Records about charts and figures
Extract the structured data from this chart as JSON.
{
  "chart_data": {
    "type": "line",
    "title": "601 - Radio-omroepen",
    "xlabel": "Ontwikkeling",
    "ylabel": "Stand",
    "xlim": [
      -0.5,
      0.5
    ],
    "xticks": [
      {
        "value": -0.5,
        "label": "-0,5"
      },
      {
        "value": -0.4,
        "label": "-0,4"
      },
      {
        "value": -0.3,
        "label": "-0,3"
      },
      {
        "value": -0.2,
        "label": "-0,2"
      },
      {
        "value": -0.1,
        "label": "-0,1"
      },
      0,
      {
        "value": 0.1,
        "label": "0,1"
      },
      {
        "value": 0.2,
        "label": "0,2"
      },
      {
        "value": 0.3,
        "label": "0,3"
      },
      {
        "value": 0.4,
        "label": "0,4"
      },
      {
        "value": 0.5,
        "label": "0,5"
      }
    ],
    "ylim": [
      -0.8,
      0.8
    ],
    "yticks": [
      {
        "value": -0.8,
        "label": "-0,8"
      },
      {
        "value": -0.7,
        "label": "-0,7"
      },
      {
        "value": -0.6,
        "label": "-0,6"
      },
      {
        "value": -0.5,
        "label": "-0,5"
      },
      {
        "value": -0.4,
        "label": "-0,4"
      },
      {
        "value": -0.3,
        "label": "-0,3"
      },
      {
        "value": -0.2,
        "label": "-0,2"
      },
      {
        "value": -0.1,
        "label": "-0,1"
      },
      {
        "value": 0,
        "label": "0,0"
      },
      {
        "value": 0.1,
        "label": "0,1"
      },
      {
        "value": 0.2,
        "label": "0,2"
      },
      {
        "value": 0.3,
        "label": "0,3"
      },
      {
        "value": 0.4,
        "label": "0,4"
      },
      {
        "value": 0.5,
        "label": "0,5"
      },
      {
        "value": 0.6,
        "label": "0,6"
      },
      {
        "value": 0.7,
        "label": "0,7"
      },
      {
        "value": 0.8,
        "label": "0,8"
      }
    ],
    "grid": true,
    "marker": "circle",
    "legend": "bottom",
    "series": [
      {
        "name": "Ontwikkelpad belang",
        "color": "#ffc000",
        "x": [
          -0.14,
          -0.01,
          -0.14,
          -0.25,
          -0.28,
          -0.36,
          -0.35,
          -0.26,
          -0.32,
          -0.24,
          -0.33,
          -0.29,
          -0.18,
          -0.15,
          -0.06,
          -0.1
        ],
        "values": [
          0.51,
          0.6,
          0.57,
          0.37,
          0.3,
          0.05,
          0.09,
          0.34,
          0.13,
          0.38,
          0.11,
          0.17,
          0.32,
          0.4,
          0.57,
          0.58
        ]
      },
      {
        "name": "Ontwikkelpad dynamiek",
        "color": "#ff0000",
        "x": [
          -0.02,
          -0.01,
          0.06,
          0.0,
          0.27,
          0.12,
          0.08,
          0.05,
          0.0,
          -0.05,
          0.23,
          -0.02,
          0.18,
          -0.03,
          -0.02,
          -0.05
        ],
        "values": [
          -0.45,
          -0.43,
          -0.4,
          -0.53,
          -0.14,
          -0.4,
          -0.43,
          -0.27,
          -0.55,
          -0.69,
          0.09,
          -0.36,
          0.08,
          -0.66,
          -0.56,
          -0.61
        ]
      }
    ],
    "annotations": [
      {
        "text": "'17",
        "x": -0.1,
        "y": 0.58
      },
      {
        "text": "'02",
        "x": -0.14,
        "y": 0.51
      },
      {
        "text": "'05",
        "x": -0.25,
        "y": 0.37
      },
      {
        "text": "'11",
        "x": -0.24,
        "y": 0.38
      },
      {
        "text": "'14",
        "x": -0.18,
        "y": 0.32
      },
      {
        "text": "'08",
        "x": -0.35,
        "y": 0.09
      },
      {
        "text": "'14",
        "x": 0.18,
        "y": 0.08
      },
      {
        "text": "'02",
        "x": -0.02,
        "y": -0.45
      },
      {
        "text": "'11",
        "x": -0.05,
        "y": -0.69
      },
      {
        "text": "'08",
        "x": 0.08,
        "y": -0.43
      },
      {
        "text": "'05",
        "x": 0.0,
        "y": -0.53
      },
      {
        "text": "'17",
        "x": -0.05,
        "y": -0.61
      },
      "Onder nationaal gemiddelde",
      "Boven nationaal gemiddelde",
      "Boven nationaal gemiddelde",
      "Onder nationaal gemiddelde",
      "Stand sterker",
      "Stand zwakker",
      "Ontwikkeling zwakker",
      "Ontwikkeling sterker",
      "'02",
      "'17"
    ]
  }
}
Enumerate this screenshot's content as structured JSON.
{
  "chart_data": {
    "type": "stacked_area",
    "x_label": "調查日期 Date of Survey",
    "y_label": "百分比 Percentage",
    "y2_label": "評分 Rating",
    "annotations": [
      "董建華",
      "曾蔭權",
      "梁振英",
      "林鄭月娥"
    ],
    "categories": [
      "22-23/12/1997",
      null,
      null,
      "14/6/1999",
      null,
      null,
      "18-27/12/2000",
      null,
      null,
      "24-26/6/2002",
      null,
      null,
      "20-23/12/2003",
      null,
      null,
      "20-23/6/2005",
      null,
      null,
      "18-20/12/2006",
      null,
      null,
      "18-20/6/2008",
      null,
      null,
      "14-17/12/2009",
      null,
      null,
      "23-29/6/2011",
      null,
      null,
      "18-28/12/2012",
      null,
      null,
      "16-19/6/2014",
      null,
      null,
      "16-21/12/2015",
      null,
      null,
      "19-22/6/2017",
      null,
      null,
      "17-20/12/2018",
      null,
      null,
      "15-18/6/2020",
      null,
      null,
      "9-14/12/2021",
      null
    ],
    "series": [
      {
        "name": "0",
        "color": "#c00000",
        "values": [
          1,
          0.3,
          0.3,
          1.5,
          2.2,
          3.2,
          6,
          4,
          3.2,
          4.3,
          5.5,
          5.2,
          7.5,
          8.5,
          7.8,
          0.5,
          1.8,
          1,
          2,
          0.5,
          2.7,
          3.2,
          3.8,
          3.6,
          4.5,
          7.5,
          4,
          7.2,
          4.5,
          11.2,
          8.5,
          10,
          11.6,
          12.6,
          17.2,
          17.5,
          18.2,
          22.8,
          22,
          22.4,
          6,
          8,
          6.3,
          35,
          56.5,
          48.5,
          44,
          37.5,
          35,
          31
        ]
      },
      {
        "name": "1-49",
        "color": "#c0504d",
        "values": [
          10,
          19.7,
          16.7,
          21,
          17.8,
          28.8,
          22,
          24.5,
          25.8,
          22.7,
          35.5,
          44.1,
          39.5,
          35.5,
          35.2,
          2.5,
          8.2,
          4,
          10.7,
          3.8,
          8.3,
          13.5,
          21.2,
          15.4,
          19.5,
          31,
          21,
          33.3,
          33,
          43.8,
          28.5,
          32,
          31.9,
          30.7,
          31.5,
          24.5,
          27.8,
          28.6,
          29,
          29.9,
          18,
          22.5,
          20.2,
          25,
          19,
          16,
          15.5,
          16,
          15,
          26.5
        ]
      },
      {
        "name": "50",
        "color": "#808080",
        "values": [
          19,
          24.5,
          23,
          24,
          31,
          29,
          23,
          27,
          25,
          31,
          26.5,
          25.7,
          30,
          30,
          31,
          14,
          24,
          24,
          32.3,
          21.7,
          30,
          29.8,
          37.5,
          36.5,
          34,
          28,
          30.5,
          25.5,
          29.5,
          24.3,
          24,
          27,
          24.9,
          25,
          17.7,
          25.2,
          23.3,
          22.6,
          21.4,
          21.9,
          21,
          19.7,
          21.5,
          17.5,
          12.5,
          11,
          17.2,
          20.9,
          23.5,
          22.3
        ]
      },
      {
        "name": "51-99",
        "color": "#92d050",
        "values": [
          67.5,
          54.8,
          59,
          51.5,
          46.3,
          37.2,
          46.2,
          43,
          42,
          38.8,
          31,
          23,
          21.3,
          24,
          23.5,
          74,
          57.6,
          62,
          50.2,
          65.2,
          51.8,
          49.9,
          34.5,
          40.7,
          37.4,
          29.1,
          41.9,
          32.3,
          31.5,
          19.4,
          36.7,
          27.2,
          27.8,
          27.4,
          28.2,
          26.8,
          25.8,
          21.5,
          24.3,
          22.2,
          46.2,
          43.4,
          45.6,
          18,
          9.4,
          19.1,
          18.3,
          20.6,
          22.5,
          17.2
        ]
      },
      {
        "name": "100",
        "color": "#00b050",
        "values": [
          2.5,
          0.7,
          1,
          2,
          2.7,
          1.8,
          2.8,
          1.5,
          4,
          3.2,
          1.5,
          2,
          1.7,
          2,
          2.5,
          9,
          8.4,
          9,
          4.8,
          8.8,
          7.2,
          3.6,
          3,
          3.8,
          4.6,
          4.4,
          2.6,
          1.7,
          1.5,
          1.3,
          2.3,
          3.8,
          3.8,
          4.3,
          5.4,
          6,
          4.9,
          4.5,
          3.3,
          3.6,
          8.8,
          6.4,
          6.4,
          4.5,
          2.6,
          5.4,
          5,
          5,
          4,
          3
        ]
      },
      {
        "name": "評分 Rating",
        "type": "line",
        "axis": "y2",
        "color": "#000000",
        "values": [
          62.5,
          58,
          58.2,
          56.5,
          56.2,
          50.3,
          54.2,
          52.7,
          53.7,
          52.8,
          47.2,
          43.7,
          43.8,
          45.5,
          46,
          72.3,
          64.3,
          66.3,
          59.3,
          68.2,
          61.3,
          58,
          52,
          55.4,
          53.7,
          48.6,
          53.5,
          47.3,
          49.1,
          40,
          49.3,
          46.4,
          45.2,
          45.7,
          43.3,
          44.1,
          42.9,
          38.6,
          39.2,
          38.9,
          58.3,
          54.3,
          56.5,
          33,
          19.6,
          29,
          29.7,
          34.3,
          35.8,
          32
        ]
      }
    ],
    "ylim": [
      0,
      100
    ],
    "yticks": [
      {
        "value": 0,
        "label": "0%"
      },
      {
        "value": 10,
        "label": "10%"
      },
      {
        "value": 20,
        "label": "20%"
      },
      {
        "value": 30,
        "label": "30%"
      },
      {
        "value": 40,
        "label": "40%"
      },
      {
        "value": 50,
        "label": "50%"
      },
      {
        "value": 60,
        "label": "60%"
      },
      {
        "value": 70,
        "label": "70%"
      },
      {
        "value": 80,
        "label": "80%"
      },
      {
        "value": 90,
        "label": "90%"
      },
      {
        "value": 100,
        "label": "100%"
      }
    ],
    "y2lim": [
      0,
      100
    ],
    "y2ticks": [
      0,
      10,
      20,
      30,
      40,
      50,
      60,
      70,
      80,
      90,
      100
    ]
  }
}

■ Prompt
Report how many lines of the listing hold the string "JSON", giving only the number.

■ Task solution
2